>> BEGIN INPUT

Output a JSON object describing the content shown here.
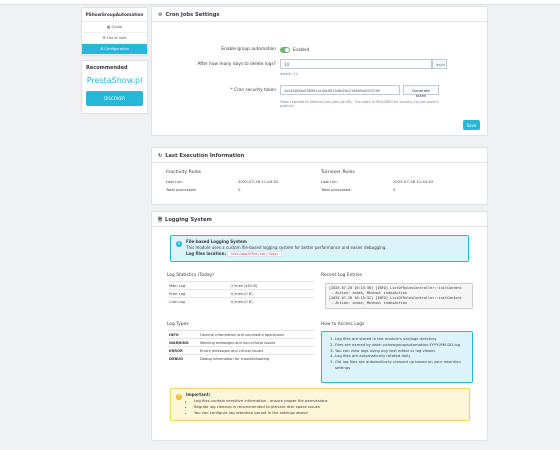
{
  "sidebar": {
    "title": "PShowGroupAutomation",
    "items": [
      {
        "label": "Guide",
        "icon": "book-icon"
      },
      {
        "label": "List of Sold",
        "icon": "list-icon"
      },
      {
        "label": "Configuration",
        "icon": "cogs-icon",
        "active": true
      }
    ],
    "recommended_title": "Recommended",
    "logo_text": "PrestaShow.pl",
    "discover_label": "DISCOVER"
  },
  "cron": {
    "title": "Cron Jobs Settings",
    "enable_label": "Enable group automation",
    "enable_state": "Enabled",
    "days_label": "After how many days to delete logs?",
    "days_value": "14",
    "days_addon": "days",
    "days_help": "default: 14",
    "token_label": "* Cron security token",
    "token_value": "2b2d3483be678f85c1a7bd4f612d8d2fe275e6d94e5537169",
    "generate_label": "Generate token",
    "token_help": "Token required to execute cron jobs via URL. The token is REQUIRED for security. Do not share it publicly!",
    "save_label": "Save"
  },
  "execution": {
    "title": "Last Execution Information",
    "inactivity": {
      "heading": "Inactivity Rules",
      "last_run_label": "Last run:",
      "last_run_value": "2025-07-28 11:44:52",
      "processed_label": "Total processed:",
      "processed_value": "0"
    },
    "turnover": {
      "heading": "Turnover Rules",
      "last_run_label": "Last run:",
      "last_run_value": "2025-07-28 11:44:52",
      "processed_label": "Total processed:",
      "processed_value": "0"
    }
  },
  "logging": {
    "title": "Logging System",
    "info_title": "File-based Logging System",
    "info_text": "This module uses a custom file-based logging system for better performance and easier debugging.",
    "location_label": "Log files location:",
    "location_value": "/var/www/html/var/logs/",
    "stats_title": "Log Statistics (Today)",
    "stats": [
      {
        "name": "Main Log",
        "value": "2 lines (452 B)"
      },
      {
        "name": "Error Log",
        "value": "0 lines (0 B)"
      },
      {
        "name": "Cron Log",
        "value": "0 lines (0 B)"
      }
    ],
    "recent_title": "Recent Log Entries",
    "recent_text": "[2025-07-28 10:15:38] [INFO] ListOfRulesController::initContent\n - Action: index, Method: indexAction\n[2025-07-28 10:15:32] [INFO] ListOfRulesController::initContent\n - Action: index, Method: indexAction",
    "types_title": "Log Types",
    "types": [
      {
        "name": "INFO",
        "desc": "General information and successful operations"
      },
      {
        "name": "WARNING",
        "desc": "Warning messages and non-critical issues"
      },
      {
        "name": "ERROR",
        "desc": "Errors messages and critical issues"
      },
      {
        "name": "DEBUG",
        "desc": "Debug information for troubleshooting"
      }
    ],
    "access_title": "How to Access Logs",
    "access_steps": [
      "Log files are stored in the module's var/logs directory",
      "Files are named by date: pshowgroupautomation-YYYY-MM-DD.log",
      "You can view logs using any text editor or log viewer",
      "Log files are automatically rotated daily",
      "Old log files are automatically cleaned up based on your retention settings"
    ],
    "important_title": "Important:",
    "important_items": [
      "Log files contain sensitive information - ensure proper file permissions",
      "Regular log cleanup is recommended to prevent disk space issues",
      "You can configure log retention period in the settings above"
    ]
  },
  "colors": {
    "accent": "#25b9d7",
    "success": "#70b580",
    "warning": "#f2b827"
  }
}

>> END INPUT

## WORK INSTRUCTIONS
Check each line of the records for the word "heading" and extract those that contain it.

## THE ANSWER
      "heading": "Inactivity Rules",
      "heading": "Turnover Rules",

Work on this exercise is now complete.